══ EXERCISE INPUT ══

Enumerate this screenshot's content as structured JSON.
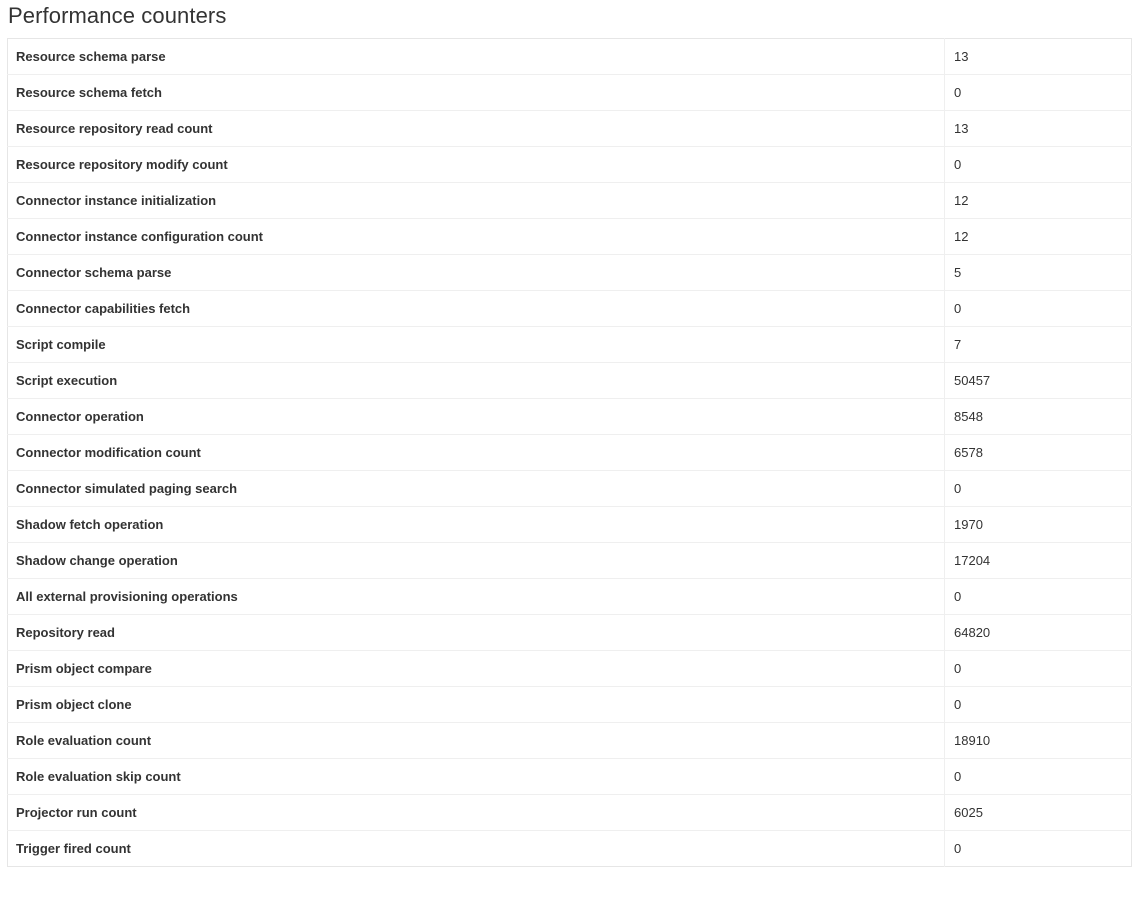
{
  "page": {
    "title": "Performance counters"
  },
  "counters": [
    {
      "label": "Resource schema parse",
      "value": "13"
    },
    {
      "label": "Resource schema fetch",
      "value": "0"
    },
    {
      "label": "Resource repository read count",
      "value": "13"
    },
    {
      "label": "Resource repository modify count",
      "value": "0"
    },
    {
      "label": "Connector instance initialization",
      "value": "12"
    },
    {
      "label": "Connector instance configuration count",
      "value": "12"
    },
    {
      "label": "Connector schema parse",
      "value": "5"
    },
    {
      "label": "Connector capabilities fetch",
      "value": "0"
    },
    {
      "label": "Script compile",
      "value": "7"
    },
    {
      "label": "Script execution",
      "value": "50457"
    },
    {
      "label": "Connector operation",
      "value": "8548"
    },
    {
      "label": "Connector modification count",
      "value": "6578"
    },
    {
      "label": "Connector simulated paging search",
      "value": "0"
    },
    {
      "label": "Shadow fetch operation",
      "value": "1970"
    },
    {
      "label": "Shadow change operation",
      "value": "17204"
    },
    {
      "label": "All external provisioning operations",
      "value": "0"
    },
    {
      "label": "Repository read",
      "value": "64820"
    },
    {
      "label": "Prism object compare",
      "value": "0"
    },
    {
      "label": "Prism object clone",
      "value": "0"
    },
    {
      "label": "Role evaluation count",
      "value": "18910"
    },
    {
      "label": "Role evaluation skip count",
      "value": "0"
    },
    {
      "label": "Projector run count",
      "value": "6025"
    },
    {
      "label": "Trigger fired count",
      "value": "0"
    }
  ]
}
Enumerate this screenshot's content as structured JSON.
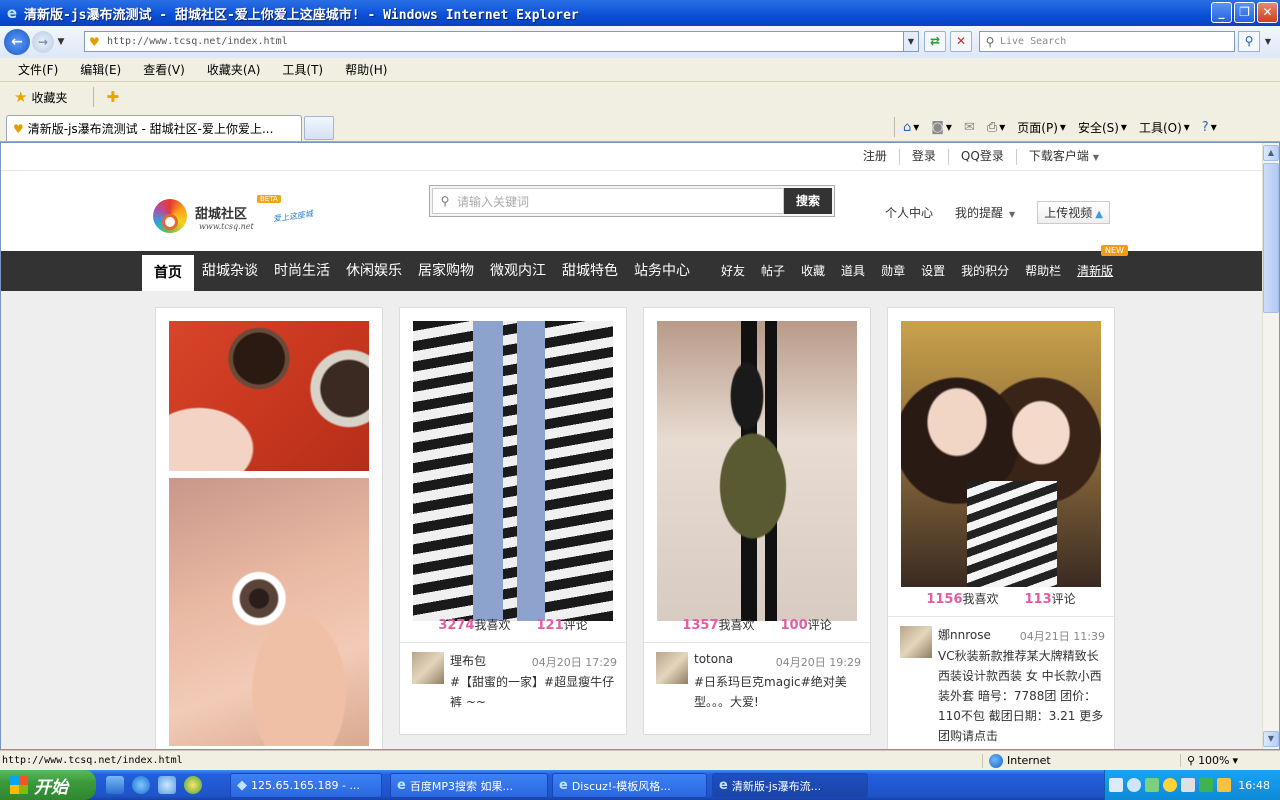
{
  "window": {
    "title": "清新版-js瀑布流测试 - 甜城社区-爱上你爱上这座城市! - Windows Internet Explorer"
  },
  "browser": {
    "url": "http://www.tcsq.net/index.html",
    "search_placeholder": "Live Search",
    "menu": [
      "文件(F)",
      "编辑(E)",
      "查看(V)",
      "收藏夹(A)",
      "工具(T)",
      "帮助(H)"
    ],
    "favorites_label": "收藏夹",
    "tab_title": "清新版-js瀑布流测试 - 甜城社区-爱上你爱上...",
    "commands": {
      "page": "页面(P)",
      "safety": "安全(S)",
      "tools": "工具(O)"
    }
  },
  "site": {
    "top_links": [
      "注册",
      "登录",
      "QQ登录",
      "下载客户端"
    ],
    "logo": {
      "name": "甜城社区",
      "badge": "BETA",
      "url": "www.tcsq.net",
      "slogan": "爱上这座城"
    },
    "search_placeholder": "请输入关键词",
    "search_button": "搜索",
    "header_links": {
      "personal": "个人中心",
      "reminders": "我的提醒",
      "upload": "上传视频"
    },
    "nav_main": [
      "首页",
      "甜城杂谈",
      "时尚生活",
      "休闲娱乐",
      "居家购物",
      "微观内江",
      "甜城特色",
      "站务中心"
    ],
    "nav_sub": [
      "好友",
      "帖子",
      "收藏",
      "道具",
      "勋章",
      "设置",
      "我的积分",
      "帮助栏",
      "清新版"
    ],
    "new_badge": "NEW"
  },
  "cards": [
    {
      "likes": "3274",
      "likes_label": "我喜欢",
      "comments": "121",
      "comments_label": "评论",
      "user": "理布包",
      "time": "04月20日 17:29",
      "text": "#【甜蜜的一家】#超显瘦牛仔裤 ~~"
    },
    {
      "likes": "1357",
      "likes_label": "我喜欢",
      "comments": "100",
      "comments_label": "评论",
      "user": "totona",
      "time": "04月20日 19:29",
      "text": "#日系玛巨克magic#绝对美型。。。大爱!"
    },
    {
      "likes": "1156",
      "likes_label": "我喜欢",
      "comments": "113",
      "comments_label": "评论",
      "user": "娜nnrose",
      "time": "04月21日 11:39",
      "text": "VC秋装新款推荐某大牌精致长西装设计款西装 女 中长款小西装外套 暗号：7788团 团价：110不包 截团日期：3.21 更多团购请点击"
    }
  ],
  "statusbar": {
    "url": "http://www.tcsq.net/index.html",
    "zone": "Internet",
    "zoom": "100%"
  },
  "taskbar": {
    "start": "开始",
    "tasks": [
      "125.65.165.189 - ...",
      "百度MP3搜索 如果...",
      "Discuz!-模板风格...",
      "清新版-js瀑布流..."
    ],
    "clock": "16:48"
  }
}
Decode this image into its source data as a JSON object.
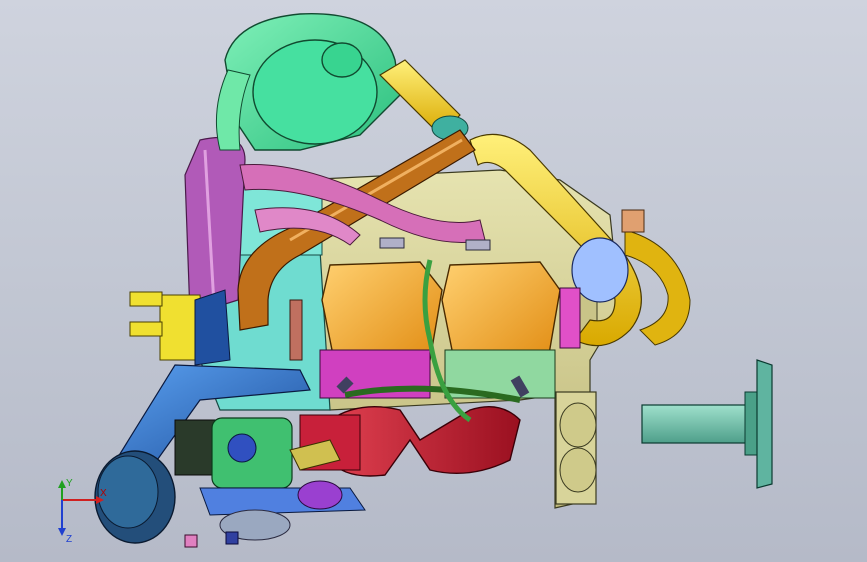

═══

* [WHAT YOU HAVE TO DO]
From the material above, copy everything exactly but the pictures.

* [THE RESULT]
Enumerate this screenshot's content as structured JSON.
{
  "page": {
    "title": "Performance counters"
  },
  "counters": [
    {
      "label": "Resource schema parse",
      "value": "13"
    },
    {
      "label": "Resource schema fetch",
      "value": "0"
    },
    {
      "label": "Resource repository read count",
      "value": "13"
    },
    {
      "label": "Resource repository modify count",
      "value": "0"
    },
    {
      "label": "Connector instance initialization",
      "value": "12"
    },
    {
      "label": "Connector instance configuration count",
      "value": "12"
    },
    {
      "label": "Connector schema parse",
      "value": "5"
    },
    {
      "label": "Connector capabilities fetch",
      "value": "0"
    },
    {
      "label": "Script compile",
      "value": "7"
    },
    {
      "label": "Script execution",
      "value": "50457"
    },
    {
      "label": "Connector operation",
      "value": "8548"
    },
    {
      "label": "Connector modification count",
      "value": "6578"
    },
    {
      "label": "Connector simulated paging search",
      "value": "0"
    },
    {
      "label": "Shadow fetch operation",
      "value": "1970"
    },
    {
      "label": "Shadow change operation",
      "value": "17204"
    },
    {
      "label": "All external provisioning operations",
      "value": "0"
    },
    {
      "label": "Repository read",
      "value": "64820"
    },
    {
      "label": "Prism object compare",
      "value": "0"
    },
    {
      "label": "Prism object clone",
      "value": "0"
    },
    {
      "label": "Role evaluation count",
      "value": "18910"
    },
    {
      "label": "Role evaluation skip count",
      "value": "0"
    },
    {
      "label": "Projector run count",
      "value": "6025"
    },
    {
      "label": "Trigger fired count",
      "value": "0"
    }
  ]
}
Enumerate this screenshot's content as structured JSON.
{
  "window": {
    "title": "清新版-js瀑布流测试 - 甜城社区-爱上你爱上这座城市! - Windows Internet Explorer"
  },
  "browser": {
    "url": "http://www.tcsq.net/index.html",
    "search_placeholder": "Live Search",
    "menu": [
      "文件(F)",
      "编辑(E)",
      "查看(V)",
      "收藏夹(A)",
      "工具(T)",
      "帮助(H)"
    ],
    "favorites_label": "收藏夹",
    "tab_title": "清新版-js瀑布流测试 - 甜城社区-爱上你爱上...",
    "commands": {
      "page": "页面(P)",
      "safety": "安全(S)",
      "tools": "工具(O)"
    }
  },
  "site": {
    "top_links": [
      "注册",
      "登录",
      "QQ登录",
      "下载客户端"
    ],
    "logo": {
      "name": "甜城社区",
      "badge": "BETA",
      "url": "www.tcsq.net",
      "slogan": "爱上这座城"
    },
    "search_placeholder": "请输入关键词",
    "search_button": "搜索",
    "header_links": {
      "personal": "个人中心",
      "reminders": "我的提醒",
      "upload": "上传视频"
    },
    "nav_main": [
      "首页",
      "甜城杂谈",
      "时尚生活",
      "休闲娱乐",
      "居家购物",
      "微观内江",
      "甜城特色",
      "站务中心"
    ],
    "nav_sub": [
      "好友",
      "帖子",
      "收藏",
      "道具",
      "勋章",
      "设置",
      "我的积分",
      "帮助栏",
      "清新版"
    ],
    "new_badge": "NEW"
  },
  "cards": [
    {
      "likes": "3274",
      "likes_label": "我喜欢",
      "comments": "121",
      "comments_label": "评论",
      "user": "理布包",
      "time": "04月20日 17:29",
      "text": "#【甜蜜的一家】#超显瘦牛仔裤 ~~"
    },
    {
      "likes": "1357",
      "likes_label": "我喜欢",
      "comments": "100",
      "comments_label": "评论",
      "user": "totona",
      "time": "04月20日 19:29",
      "text": "#日系玛巨克magic#绝对美型。。。大爱!"
    },
    {
      "likes": "1156",
      "likes_label": "我喜欢",
      "comments": "113",
      "comments_label": "评论",
      "user": "娜nnrose",
      "time": "04月21日 11:39",
      "text": "VC秋装新款推荐某大牌精致长西装设计款西装 女 中长款小西装外套 暗号：7788团 团价：110不包 截团日期：3.21 更多团购请点击"
    }
  ],
  "statusbar": {
    "url": "http://www.tcsq.net/index.html",
    "zone": "Internet",
    "zoom": "100%"
  },
  "taskbar": {
    "start": "开始",
    "tasks": [
      "125.65.165.189 - ...",
      "百度MP3搜索 如果...",
      "Discuz!-模板风格...",
      "清新版-js瀑布流..."
    ],
    "clock": "16:48"
  }
}
Decode this image into its source data as a JSON object.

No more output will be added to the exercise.